Given problem:
Pictures aside, quote the whole listing exactly.

— Start of Exercise materials —

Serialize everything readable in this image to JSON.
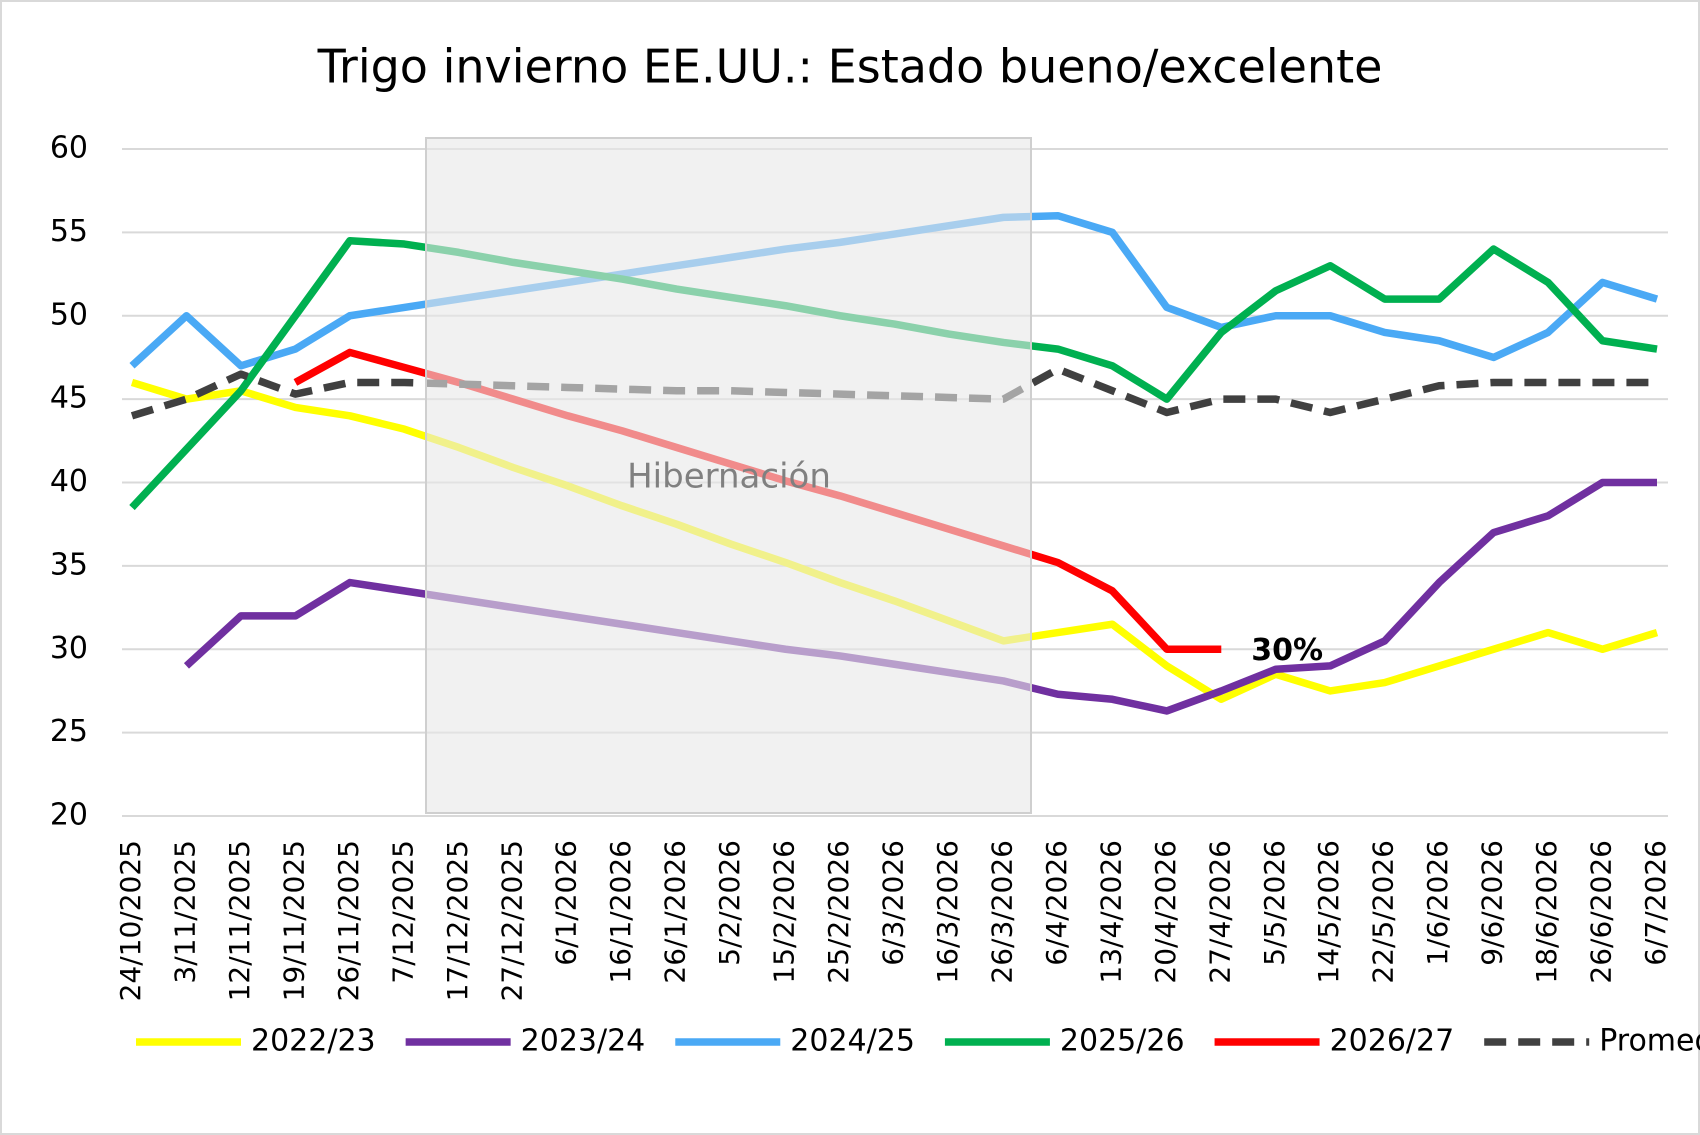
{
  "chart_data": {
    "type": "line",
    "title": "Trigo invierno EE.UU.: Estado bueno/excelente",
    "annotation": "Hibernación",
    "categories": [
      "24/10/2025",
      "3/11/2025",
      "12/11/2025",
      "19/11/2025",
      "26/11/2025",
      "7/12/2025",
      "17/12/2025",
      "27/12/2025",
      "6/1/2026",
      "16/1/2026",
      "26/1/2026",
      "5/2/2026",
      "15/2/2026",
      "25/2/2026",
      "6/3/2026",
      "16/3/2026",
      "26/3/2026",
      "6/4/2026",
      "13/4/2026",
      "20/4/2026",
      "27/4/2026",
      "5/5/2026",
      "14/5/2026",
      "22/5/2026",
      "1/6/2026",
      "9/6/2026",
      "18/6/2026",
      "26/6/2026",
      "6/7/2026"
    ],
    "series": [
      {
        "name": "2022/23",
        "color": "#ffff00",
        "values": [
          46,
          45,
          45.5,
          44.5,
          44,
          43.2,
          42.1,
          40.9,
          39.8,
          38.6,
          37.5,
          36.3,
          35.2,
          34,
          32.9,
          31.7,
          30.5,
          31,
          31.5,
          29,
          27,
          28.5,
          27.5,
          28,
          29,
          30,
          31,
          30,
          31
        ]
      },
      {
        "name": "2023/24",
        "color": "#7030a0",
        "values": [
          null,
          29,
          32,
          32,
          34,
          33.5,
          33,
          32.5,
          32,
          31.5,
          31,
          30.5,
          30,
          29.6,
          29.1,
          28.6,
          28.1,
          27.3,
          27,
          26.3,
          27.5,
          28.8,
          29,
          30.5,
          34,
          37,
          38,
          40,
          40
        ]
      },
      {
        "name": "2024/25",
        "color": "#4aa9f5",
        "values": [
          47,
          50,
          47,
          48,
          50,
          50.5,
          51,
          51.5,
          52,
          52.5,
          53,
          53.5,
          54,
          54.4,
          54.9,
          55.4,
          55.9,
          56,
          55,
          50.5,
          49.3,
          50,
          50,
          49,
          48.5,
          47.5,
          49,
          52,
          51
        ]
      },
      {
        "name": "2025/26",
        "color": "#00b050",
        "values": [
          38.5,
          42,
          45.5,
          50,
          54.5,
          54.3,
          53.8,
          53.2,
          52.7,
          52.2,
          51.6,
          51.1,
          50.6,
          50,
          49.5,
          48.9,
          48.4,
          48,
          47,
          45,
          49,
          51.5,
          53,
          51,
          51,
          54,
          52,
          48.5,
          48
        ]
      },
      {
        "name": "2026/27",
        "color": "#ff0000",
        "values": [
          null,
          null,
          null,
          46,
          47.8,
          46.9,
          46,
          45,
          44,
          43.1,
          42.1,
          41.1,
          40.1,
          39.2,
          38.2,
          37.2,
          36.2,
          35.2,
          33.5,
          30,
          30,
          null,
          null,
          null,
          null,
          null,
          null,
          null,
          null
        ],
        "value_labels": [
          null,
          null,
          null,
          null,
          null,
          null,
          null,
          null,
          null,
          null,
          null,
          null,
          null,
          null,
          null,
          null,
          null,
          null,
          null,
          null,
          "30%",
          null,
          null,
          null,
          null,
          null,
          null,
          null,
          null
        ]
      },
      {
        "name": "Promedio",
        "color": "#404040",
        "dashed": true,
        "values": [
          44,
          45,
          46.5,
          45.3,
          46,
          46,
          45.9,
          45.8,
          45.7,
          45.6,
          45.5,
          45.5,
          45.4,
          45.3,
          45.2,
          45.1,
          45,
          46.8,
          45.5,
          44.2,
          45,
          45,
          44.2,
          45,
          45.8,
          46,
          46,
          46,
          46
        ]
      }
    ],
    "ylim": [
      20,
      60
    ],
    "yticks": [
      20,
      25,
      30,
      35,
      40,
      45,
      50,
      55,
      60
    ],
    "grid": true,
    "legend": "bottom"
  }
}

— End of Exercise materials —

Result for this exercise:
Serialize everything readable in this image to JSON.
{
  "chart_data": {
    "type": "line",
    "title": "Trigo invierno EE.UU.: Estado bueno/excelente",
    "annotation": "Hibernación",
    "categories": [
      "24/10/2025",
      "3/11/2025",
      "12/11/2025",
      "19/11/2025",
      "26/11/2025",
      "7/12/2025",
      "17/12/2025",
      "27/12/2025",
      "6/1/2026",
      "16/1/2026",
      "26/1/2026",
      "5/2/2026",
      "15/2/2026",
      "25/2/2026",
      "6/3/2026",
      "16/3/2026",
      "26/3/2026",
      "6/4/2026",
      "13/4/2026",
      "20/4/2026",
      "27/4/2026",
      "5/5/2026",
      "14/5/2026",
      "22/5/2026",
      "1/6/2026",
      "9/6/2026",
      "18/6/2026",
      "26/6/2026",
      "6/7/2026"
    ],
    "series": [
      {
        "name": "2022/23",
        "color": "#ffff00",
        "values": [
          46,
          45,
          45.5,
          44.5,
          44,
          43.2,
          42.1,
          40.9,
          39.8,
          38.6,
          37.5,
          36.3,
          35.2,
          34,
          32.9,
          31.7,
          30.5,
          31,
          31.5,
          29,
          27,
          28.5,
          27.5,
          28,
          29,
          30,
          31,
          30,
          31
        ]
      },
      {
        "name": "2023/24",
        "color": "#7030a0",
        "values": [
          null,
          29,
          32,
          32,
          34,
          33.5,
          33,
          32.5,
          32,
          31.5,
          31,
          30.5,
          30,
          29.6,
          29.1,
          28.6,
          28.1,
          27.3,
          27,
          26.3,
          27.5,
          28.8,
          29,
          30.5,
          34,
          37,
          38,
          40,
          40
        ]
      },
      {
        "name": "2024/25",
        "color": "#4aa9f5",
        "values": [
          47,
          50,
          47,
          48,
          50,
          50.5,
          51,
          51.5,
          52,
          52.5,
          53,
          53.5,
          54,
          54.4,
          54.9,
          55.4,
          55.9,
          56,
          55,
          50.5,
          49.3,
          50,
          50,
          49,
          48.5,
          47.5,
          49,
          52,
          51
        ]
      },
      {
        "name": "2025/26",
        "color": "#00b050",
        "values": [
          38.5,
          42,
          45.5,
          50,
          54.5,
          54.3,
          53.8,
          53.2,
          52.7,
          52.2,
          51.6,
          51.1,
          50.6,
          50,
          49.5,
          48.9,
          48.4,
          48,
          47,
          45,
          49,
          51.5,
          53,
          51,
          51,
          54,
          52,
          48.5,
          48
        ]
      },
      {
        "name": "2026/27",
        "color": "#ff0000",
        "values": [
          null,
          null,
          null,
          46,
          47.8,
          46.9,
          46,
          45,
          44,
          43.1,
          42.1,
          41.1,
          40.1,
          39.2,
          38.2,
          37.2,
          36.2,
          35.2,
          33.5,
          30,
          30,
          null,
          null,
          null,
          null,
          null,
          null,
          null,
          null
        ],
        "value_labels": [
          null,
          null,
          null,
          null,
          null,
          null,
          null,
          null,
          null,
          null,
          null,
          null,
          null,
          null,
          null,
          null,
          null,
          null,
          null,
          null,
          "30%",
          null,
          null,
          null,
          null,
          null,
          null,
          null,
          null
        ]
      },
      {
        "name": "Promedio",
        "color": "#404040",
        "dashed": true,
        "values": [
          44,
          45,
          46.5,
          45.3,
          46,
          46,
          45.9,
          45.8,
          45.7,
          45.6,
          45.5,
          45.5,
          45.4,
          45.3,
          45.2,
          45.1,
          45,
          46.8,
          45.5,
          44.2,
          45,
          45,
          44.2,
          45,
          45.8,
          46,
          46,
          46,
          46
        ]
      }
    ],
    "ylim": [
      20,
      60
    ],
    "yticks": [
      20,
      25,
      30,
      35,
      40,
      45,
      50,
      55,
      60
    ],
    "grid": true,
    "legend": "bottom"
  }
}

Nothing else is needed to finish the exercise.